- **YOUR OBJECTIVE**:
Skip every image and restate the data word for word.

- **DATASET CONTENT**:
--*--
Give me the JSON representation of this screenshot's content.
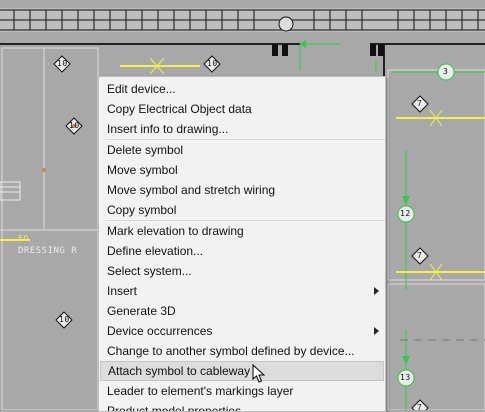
{
  "drawing": {
    "room_label": "DRESSING R",
    "small_label": "FO",
    "tags": [
      "10",
      "10",
      "10",
      "10",
      "7",
      "7",
      "7",
      "3",
      "12",
      "13"
    ]
  },
  "context_menu": {
    "items": [
      {
        "label": "Edit device...",
        "submenu": false
      },
      {
        "label": "Copy Electrical Object data",
        "submenu": false
      },
      {
        "label": "Insert info to drawing...",
        "submenu": false
      },
      {
        "label": "Delete symbol",
        "submenu": false
      },
      {
        "label": "Move symbol",
        "submenu": false
      },
      {
        "label": "Move symbol and stretch wiring",
        "submenu": false
      },
      {
        "label": "Copy symbol",
        "submenu": false
      },
      {
        "label": "Mark elevation to drawing",
        "submenu": false
      },
      {
        "label": "Define elevation...",
        "submenu": false
      },
      {
        "label": "Select system...",
        "submenu": false
      },
      {
        "label": "Insert",
        "submenu": true
      },
      {
        "label": "Generate 3D",
        "submenu": false
      },
      {
        "label": "Device occurrences",
        "submenu": true
      },
      {
        "label": "Change to another symbol defined by device...",
        "submenu": false
      },
      {
        "label": "Attach symbol to cableway",
        "submenu": false,
        "highlighted": true
      },
      {
        "label": "Leader to element's markings layer",
        "submenu": false
      },
      {
        "label": "Product model properties",
        "submenu": false
      }
    ]
  },
  "colors": {
    "background": "#a8a8a8",
    "cad_lines": "#1a1a1a",
    "wiring_green": "#2ecc40",
    "cable_yellow": "#f0f050",
    "menu_bg": "#f2f2f2",
    "menu_highlight": "#dcdcdc"
  }
}
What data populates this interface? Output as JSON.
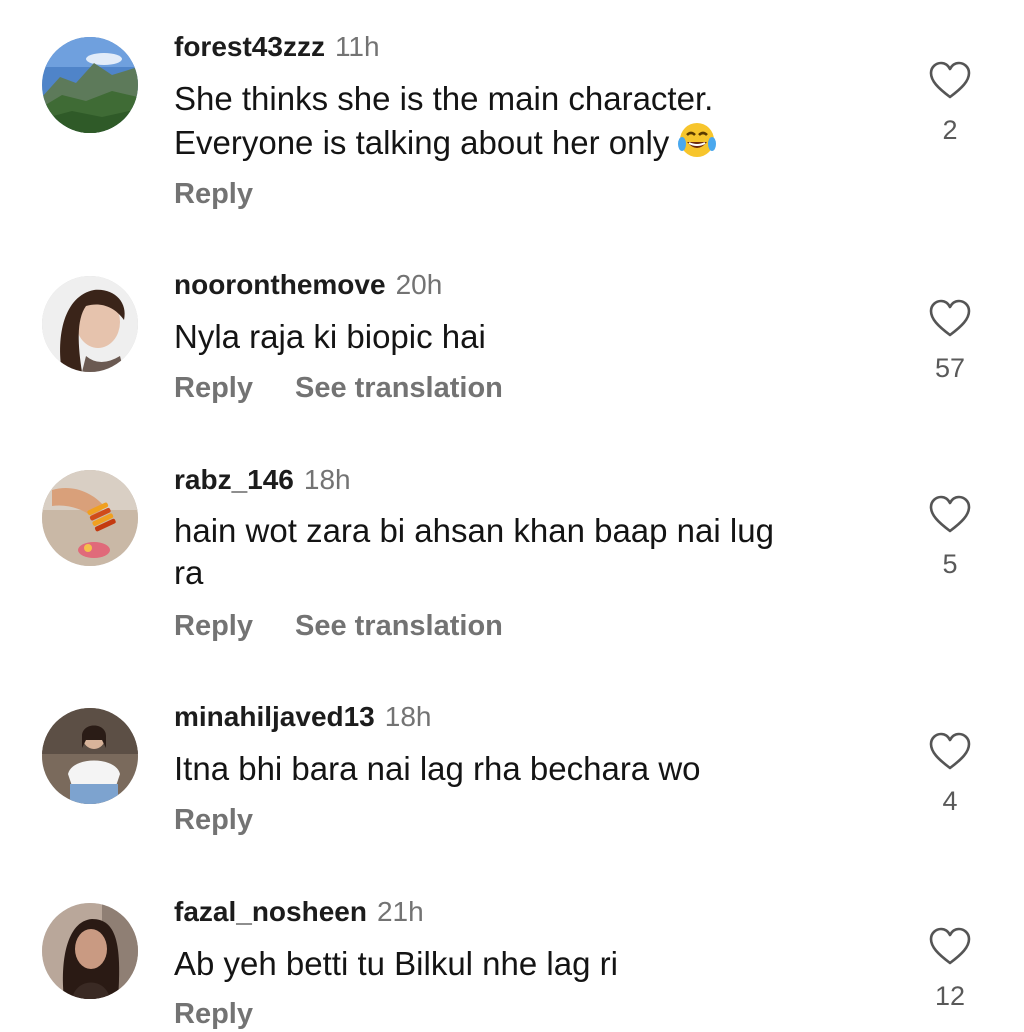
{
  "actions": {
    "reply": "Reply",
    "see_translation": "See translation"
  },
  "comments": [
    {
      "username": "forest43zzz",
      "time": "11h",
      "text_lines": [
        "She thinks she is the main character.",
        "Everyone is talking about her only"
      ],
      "emoji": "face-with-tears-of-joy",
      "likes": "2",
      "has_translation": false
    },
    {
      "username": "nooronthemove",
      "time": "20h",
      "text_lines": [
        "Nyla raja ki biopic hai"
      ],
      "likes": "57",
      "has_translation": true
    },
    {
      "username": "rabz_146",
      "time": "18h",
      "text_lines": [
        "hain wot zara bi ahsan khan baap nai lug",
        "ra"
      ],
      "likes": "5",
      "has_translation": true
    },
    {
      "username": "minahiljaved13",
      "time": "18h",
      "text_lines": [
        "Itna bhi bara nai lag rha bechara wo"
      ],
      "likes": "4",
      "has_translation": false
    },
    {
      "username": "fazal_nosheen",
      "time": "21h",
      "text_lines": [
        "Ab yeh betti tu Bilkul nhe lag ri"
      ],
      "likes": "12",
      "has_translation": false
    }
  ],
  "colors": {
    "text": "#141414",
    "secondary": "#737373",
    "background": "#ffffff"
  }
}
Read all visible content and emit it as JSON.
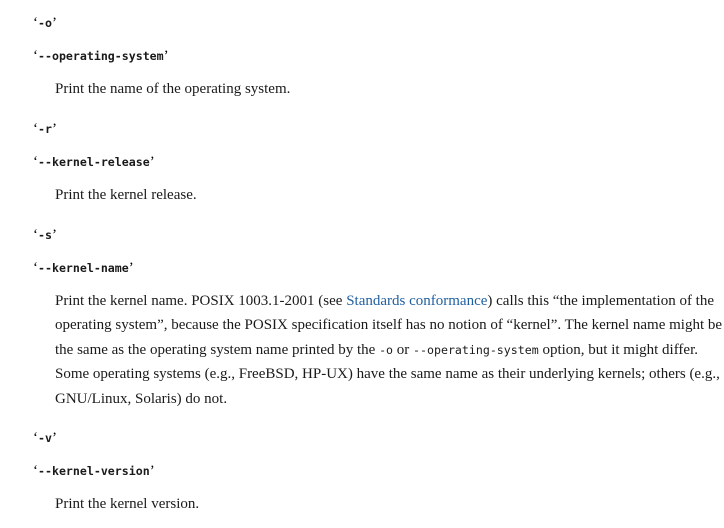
--*--
- **ANSWER TO THIS PROBLEM**:
Give me the JSON representation of this screenshot's content.
{
  "drawing": {
    "room_label": "DRESSING R",
    "small_label": "FO",
    "tags": [
      "10",
      "10",
      "10",
      "10",
      "7",
      "7",
      "7",
      "3",
      "12",
      "13"
    ]
  },
  "context_menu": {
    "items": [
      {
        "label": "Edit device...",
        "submenu": false
      },
      {
        "label": "Copy Electrical Object data",
        "submenu": false
      },
      {
        "label": "Insert info to drawing...",
        "submenu": false
      },
      {
        "label": "Delete symbol",
        "submenu": false
      },
      {
        "label": "Move symbol",
        "submenu": false
      },
      {
        "label": "Move symbol and stretch wiring",
        "submenu": false
      },
      {
        "label": "Copy symbol",
        "submenu": false
      },
      {
        "label": "Mark elevation to drawing",
        "submenu": false
      },
      {
        "label": "Define elevation...",
        "submenu": false
      },
      {
        "label": "Select system...",
        "submenu": false
      },
      {
        "label": "Insert",
        "submenu": true
      },
      {
        "label": "Generate 3D",
        "submenu": false
      },
      {
        "label": "Device occurrences",
        "submenu": true
      },
      {
        "label": "Change to another symbol defined by device...",
        "submenu": false
      },
      {
        "label": "Attach symbol to cableway",
        "submenu": false,
        "highlighted": true
      },
      {
        "label": "Leader to element's markings layer",
        "submenu": false
      },
      {
        "label": "Product model properties",
        "submenu": false
      }
    ]
  },
  "colors": {
    "background": "#a8a8a8",
    "cad_lines": "#1a1a1a",
    "wiring_green": "#2ecc40",
    "cable_yellow": "#f0f050",
    "menu_bg": "#f2f2f2",
    "menu_highlight": "#dcdcdc"
  }
}
What data populates this interface? Output as JSON.
{
  "actions": {
    "reply": "Reply",
    "see_translation": "See translation"
  },
  "comments": [
    {
      "username": "forest43zzz",
      "time": "11h",
      "text_lines": [
        "She thinks she is the main character.",
        "Everyone is talking about her only"
      ],
      "emoji": "face-with-tears-of-joy",
      "likes": "2",
      "has_translation": false
    },
    {
      "username": "nooronthemove",
      "time": "20h",
      "text_lines": [
        "Nyla raja ki biopic hai"
      ],
      "likes": "57",
      "has_translation": true
    },
    {
      "username": "rabz_146",
      "time": "18h",
      "text_lines": [
        "hain wot zara bi ahsan khan baap nai lug",
        "ra"
      ],
      "likes": "5",
      "has_translation": true
    },
    {
      "username": "minahiljaved13",
      "time": "18h",
      "text_lines": [
        "Itna bhi bara nai lag rha bechara wo"
      ],
      "likes": "4",
      "has_translation": false
    },
    {
      "username": "fazal_nosheen",
      "time": "21h",
      "text_lines": [
        "Ab yeh betti tu Bilkul nhe lag ri"
      ],
      "likes": "12",
      "has_translation": false
    }
  ],
  "colors": {
    "text": "#141414",
    "secondary": "#737373",
    "background": "#ffffff"
  }
}
Read all visible content and emit it as JSON.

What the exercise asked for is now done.